Directives.
[1] Retype word for word the part of the passage about a mother's questions that begins at the words "I totally get" and stops after "with the situation.".
[2] Extend the discussion about the father of a missing child, picking up right after its final sentence.

───── Document passage

Questions I, as a mother would ask
What did you do from the second you picked him up until the second you left for your errands.
What did he eat at McDonald's
What did you buy at Walmart
Did he brush his teeth
Was he up late watching tv

My point is, I as a mother, would want to know each and every second of my child's activity. You never know if something that dad saw as totally unimportant would make a light go on in mom's head and potentially lead them to their son. I would want to know and let it stick in my memory like my favorite book, not forgetting a single moment or word my child said before he disappeared. He, as the father, as the ex husband, as a human being, should be willing to give that to the mother of his missing child. Not to convince her of his innocense, not to do anything other than give a grieving mother something. To have compassion.

I totally get that and agree as a mother myself, I would want that information. I would certainly think these questions were asked and answered with LE. If he was accused right away by ER in their communications, I don't blame him for shutting down. I really don't, and no it's not all about him. If he's innocent, then he's feeling just as bad and probably guilty for this happening on his watch. When you throw accusations in there along with the already shattered state of their relationship, then WTF? I cannot imagine what any of them are going through. I can say how I would want to handle myself, but I don't know if that would fly out the window if faced with the situation.

──────────
───── Data lines

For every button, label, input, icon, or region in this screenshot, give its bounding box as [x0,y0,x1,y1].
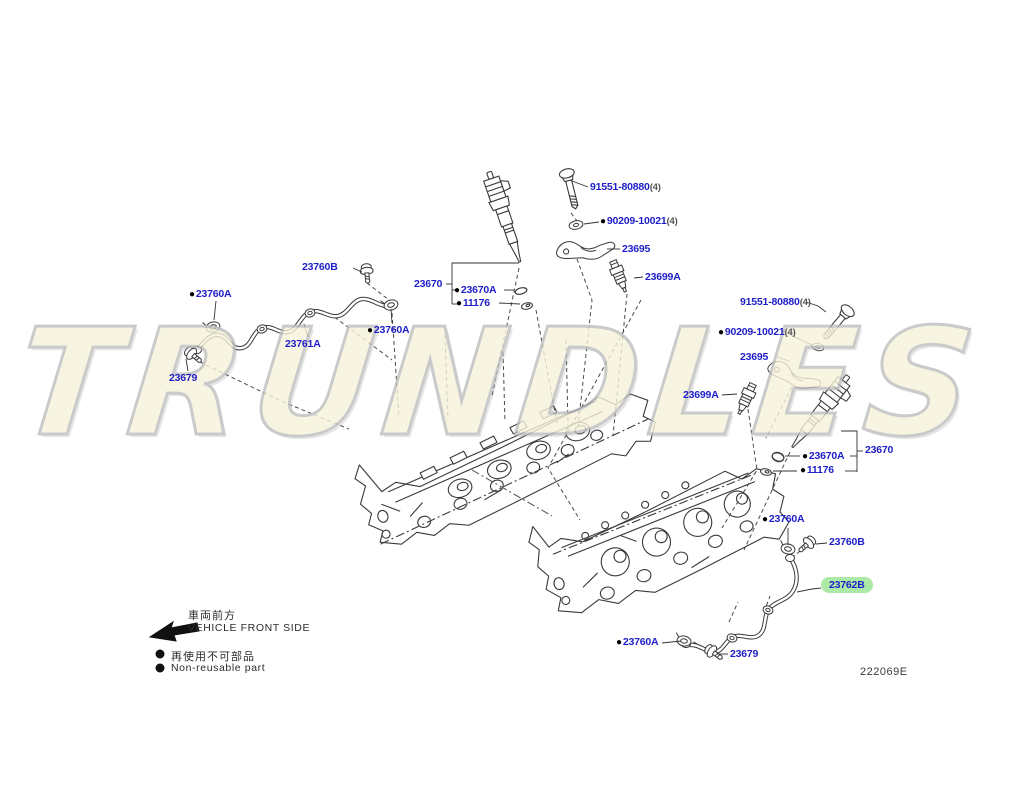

──────────

The replies.
[1]
I totally get that and agree as a mother myself, I would want that information. I would certainly think these questions were asked and answered with LE. If he was accused right away by ER in their communications, I don't blame him for shutting down. I really don't, and no it's not all about him. If he's innocent, then he's feeling just as bad and probably guilty for this happening on his watch. When you throw accusations in there along with the already shattered state of their relationship, then WTF? I cannot imagine what any of them are going through. I can say how I would want to handle myself, but I don't know if that would fly out the window if faced with the situation.

[2]
 
Redwine said that law enforcement even suggested that the Redwines, divorced six years ago, get mediation so they can work together better to find Dylan. So far, he said, Elaine has not accepted.

http://durangoherald.com/article/20130126/NEWS01/130129704/Demonstrators-call-out-Mark-Redwine--


I find this really hard to believe, it just doesn't ring true to me.

I do believe that report, from what I know, but we'll see. Let's all hang on here. PEACE. Let's don't wig out here. The parents of DR are coming their son's disappearance from two different directions and it's not good for either of them. JMO
 
Redwine said that law enforcement even suggested that the Redwines, divorced six years ago, get mediation so they can work together better to find Dylan. So far, he said, Elaine has not accepted.

http://durangoherald.com/article/20130126/NEWS01/130129704/Demonstrators-call-out-Mark-Redwine--


I find this really hard to believe, it just doesn't ring true to me.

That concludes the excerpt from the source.